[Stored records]

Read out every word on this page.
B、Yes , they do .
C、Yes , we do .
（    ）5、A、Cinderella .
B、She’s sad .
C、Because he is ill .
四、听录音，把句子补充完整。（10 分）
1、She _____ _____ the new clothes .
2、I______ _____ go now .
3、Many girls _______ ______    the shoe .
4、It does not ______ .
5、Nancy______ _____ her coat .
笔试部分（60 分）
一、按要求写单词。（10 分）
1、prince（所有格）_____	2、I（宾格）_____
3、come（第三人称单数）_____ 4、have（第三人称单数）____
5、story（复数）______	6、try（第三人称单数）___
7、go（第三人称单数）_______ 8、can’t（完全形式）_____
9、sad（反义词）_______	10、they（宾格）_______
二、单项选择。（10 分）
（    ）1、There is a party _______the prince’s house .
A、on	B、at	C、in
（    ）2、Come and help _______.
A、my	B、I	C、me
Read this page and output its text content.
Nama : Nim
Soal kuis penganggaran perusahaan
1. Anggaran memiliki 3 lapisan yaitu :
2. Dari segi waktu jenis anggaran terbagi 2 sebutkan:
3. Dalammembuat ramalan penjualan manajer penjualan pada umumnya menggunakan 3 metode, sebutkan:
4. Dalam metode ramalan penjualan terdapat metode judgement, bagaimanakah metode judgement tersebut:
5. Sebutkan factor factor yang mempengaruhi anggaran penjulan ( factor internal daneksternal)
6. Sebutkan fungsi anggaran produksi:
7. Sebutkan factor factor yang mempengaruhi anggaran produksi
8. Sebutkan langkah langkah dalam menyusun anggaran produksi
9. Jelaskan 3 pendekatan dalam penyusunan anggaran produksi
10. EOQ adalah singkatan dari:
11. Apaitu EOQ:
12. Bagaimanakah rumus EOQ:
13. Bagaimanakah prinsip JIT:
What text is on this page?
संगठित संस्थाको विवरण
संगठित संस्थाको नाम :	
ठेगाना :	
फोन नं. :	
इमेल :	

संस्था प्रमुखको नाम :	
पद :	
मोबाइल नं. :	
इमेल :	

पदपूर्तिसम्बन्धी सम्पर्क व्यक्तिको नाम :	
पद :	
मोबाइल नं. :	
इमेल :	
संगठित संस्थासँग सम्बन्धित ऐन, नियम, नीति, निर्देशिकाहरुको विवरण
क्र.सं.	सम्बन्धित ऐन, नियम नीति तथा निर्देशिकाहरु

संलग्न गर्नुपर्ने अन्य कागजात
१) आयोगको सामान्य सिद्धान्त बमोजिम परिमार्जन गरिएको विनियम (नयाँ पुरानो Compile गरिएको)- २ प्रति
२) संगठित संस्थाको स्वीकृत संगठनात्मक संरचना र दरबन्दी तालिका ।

Task statement:
Copy all lines above containing the string "mempengaruhi".

Answer to the exercise:
5. Sebutkan factor factor yang mempengaruhi anggaran penjulan ( factor internal daneksternal)
7. Sebutkan factor factor yang mempengaruhi anggaran produksi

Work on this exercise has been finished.